#### [TASK DESCRIPTION]
Omit the images, then output each of the records below exactly.

(Dataset items)
· · ·

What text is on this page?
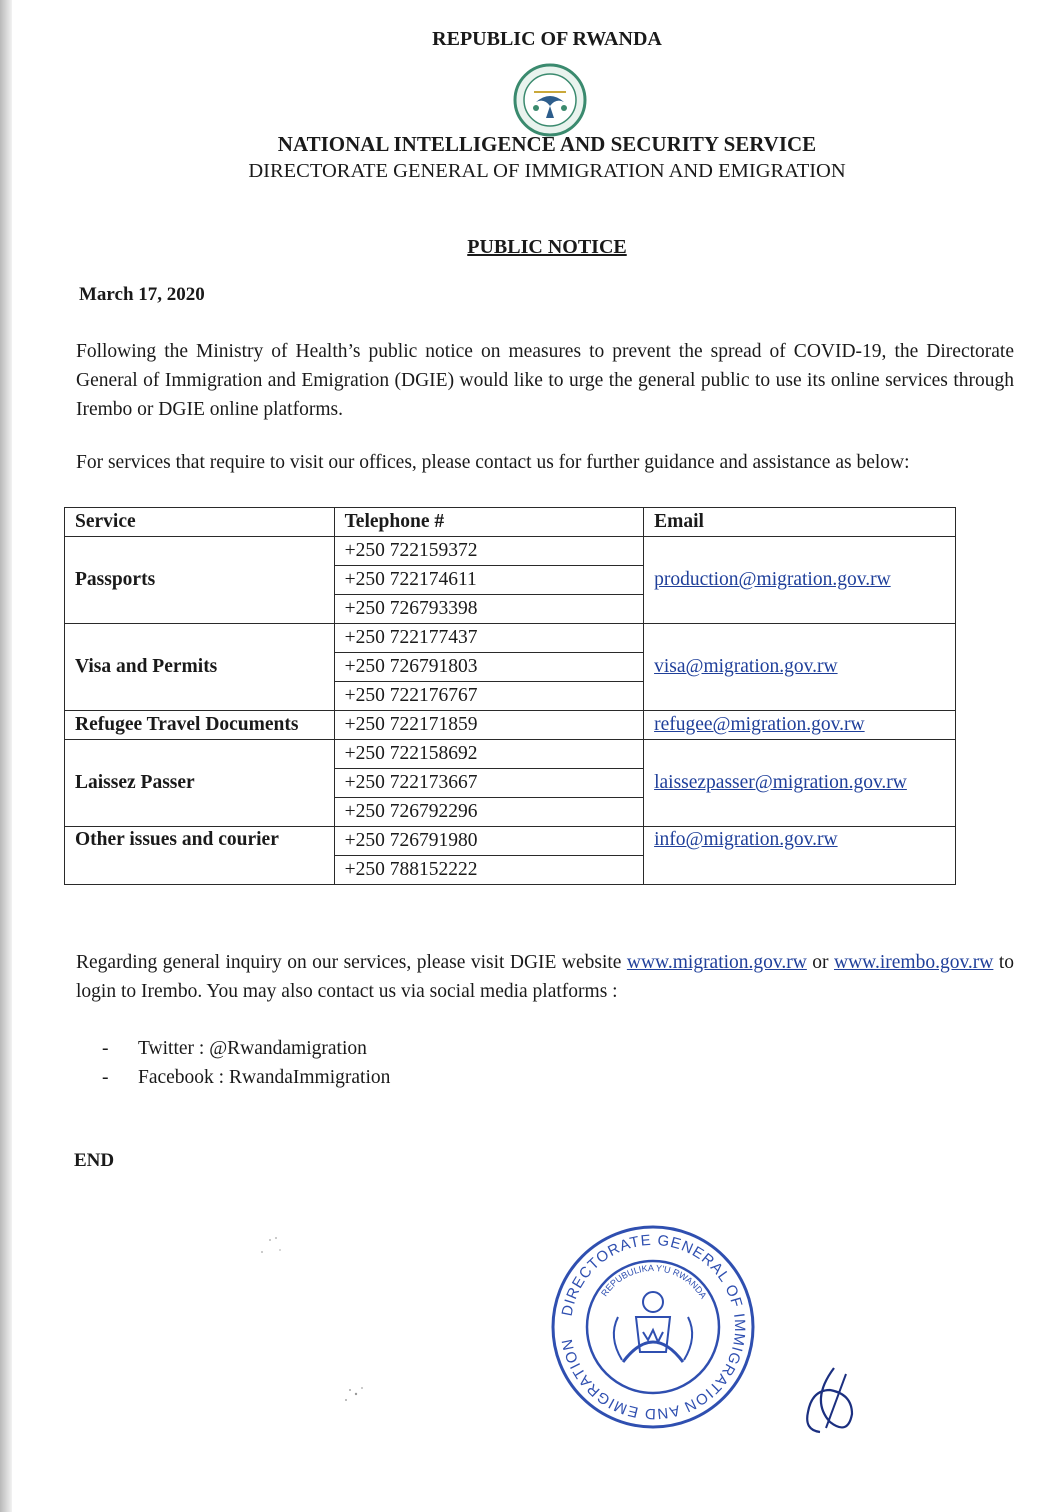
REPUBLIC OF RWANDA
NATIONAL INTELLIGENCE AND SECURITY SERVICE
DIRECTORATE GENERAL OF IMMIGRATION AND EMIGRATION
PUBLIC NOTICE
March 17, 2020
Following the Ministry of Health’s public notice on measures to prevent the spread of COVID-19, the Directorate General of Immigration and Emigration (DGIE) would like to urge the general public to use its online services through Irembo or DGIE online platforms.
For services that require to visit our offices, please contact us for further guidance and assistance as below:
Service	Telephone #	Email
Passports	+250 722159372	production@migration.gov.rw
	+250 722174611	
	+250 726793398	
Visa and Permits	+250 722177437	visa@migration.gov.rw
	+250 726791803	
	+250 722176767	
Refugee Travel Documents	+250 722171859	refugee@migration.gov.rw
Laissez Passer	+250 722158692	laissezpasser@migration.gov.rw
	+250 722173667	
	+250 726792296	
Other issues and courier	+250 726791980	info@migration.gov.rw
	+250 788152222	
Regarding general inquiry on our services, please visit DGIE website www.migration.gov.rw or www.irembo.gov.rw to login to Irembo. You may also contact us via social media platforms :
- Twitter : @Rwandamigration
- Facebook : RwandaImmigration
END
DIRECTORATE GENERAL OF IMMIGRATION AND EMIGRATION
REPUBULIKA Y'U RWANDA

· · ·

#### [SOLUTION TO THIS EXERCISE]
What text is on this page?
REPUBLIC OF RWANDA
NATIONAL INTELLIGENCE AND SECURITY SERVICE
DIRECTORATE GENERAL OF IMMIGRATION AND EMIGRATION
PUBLIC NOTICE
March 17, 2020
Following the Ministry of Health’s public notice on measures to prevent the spread of COVID-19, the Directorate General of Immigration and Emigration (DGIE) would like to urge the general public to use its online services through Irembo or DGIE online platforms.
For services that require to visit our offices, please contact us for further guidance and assistance as below:
Service	Telephone #	Email
Passports	+250 722159372	production@migration.gov.rw
	+250 722174611	
	+250 726793398	
Visa and Permits	+250 722177437	visa@migration.gov.rw
	+250 726791803	
	+250 722176767	
Refugee Travel Documents	+250 722171859	refugee@migration.gov.rw
Laissez Passer	+250 722158692	laissezpasser@migration.gov.rw
	+250 722173667	
	+250 726792296	
Other issues and courier	+250 726791980	info@migration.gov.rw
	+250 788152222	
Regarding general inquiry on our services, please visit DGIE website www.migration.gov.rw or www.irembo.gov.rw to login to Irembo. You may also contact us via social media platforms :
- Twitter : @Rwandamigration
- Facebook : RwandaImmigration
END
DIRECTORATE GENERAL OF IMMIGRATION AND EMIGRATION
REPUBULIKA Y'U RWANDA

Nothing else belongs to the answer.